Tugas Dikerjakan —
Menurut Vidhyandika D Perkasa dalam teks tentang konflik Papua, penanganan konflik di Papua selama satu tahun pemerintahan Prabowo-Gibran masih berorientasi pada pendekatan apa?

Setahun Prabowo-Gibran, Konflik Papua Meluas dan Jauh dari Rekonsiliasi

2 hours ago 1
Setahun Prabowo-Gibran, Konflik Papua Meluas dan Jauh dari Rekonsiliasi Evakuasi korban serangan Organisasi Papua Merdeka (OPM) di Kabupaten Yahukimo, Papua Pegunungan .(Dok. Puspen TNI)

PENELITI Senior Pusat Studi Strategis dan Internasional (CSIS) Vidhyandika D Perkasa, menilai penanganan konflik di Papua selama satu tahun pemerintahan Presiden Prabowo Subianto dan Wakil Presiden Gibran Rakabuming Raka masih berorientasi pada pendekatan keamanan militeristik, bukan rekonsiliasi sosial dan politik.

“Permasalahan di Papua ini ada banyak sekali, tapi setidaknya saya mengkategorikan ke dalam tiga hal, yaitu separatisme, ekonomi dan rasisme, serta isu baru berupa eksploitasi sumber daya alam seperti proyek strategis nasional (PSN) dan daerah otonomi baru (DOB),” ujar Vidhyandika dalam paparan CSIS bertajuk ‘Satu Tahun Pemerintahan Prabowo-Gibran’ di Jakarta, Rabu (22/10).

Ia menilai bahwa pendekatan keamanan dan pembangunan fisik tanpa penyelesaian konflik separatisme hanya akan menjadi sia-sia. “Akan sangat percuma membangun Papua kalau isu konflik separatisme tidak diatasi. Semua upaya pembangunan itu akan berakhir sia-sia,” katanya.

Data Tercatat —
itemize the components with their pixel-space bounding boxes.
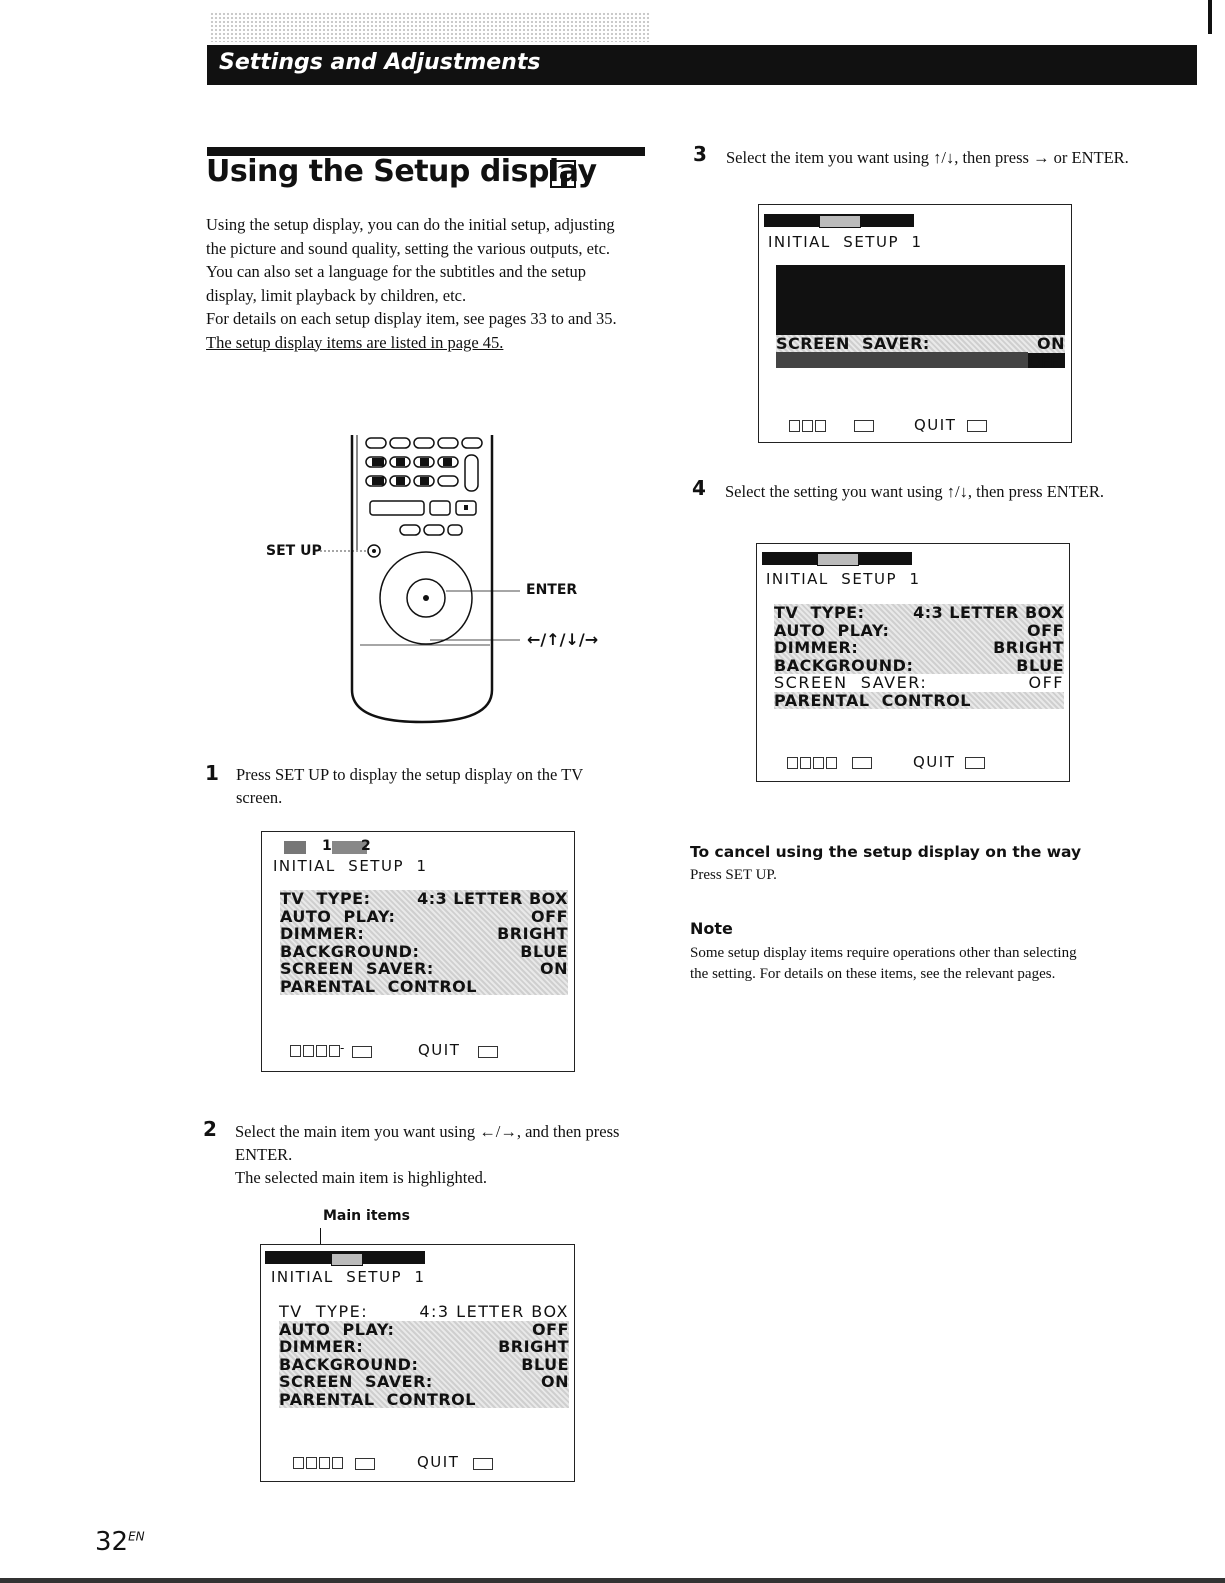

Hasil Keluaran —
Pendekatan keamanan militeristik, bukan rekonsiliasi sosial dan politik.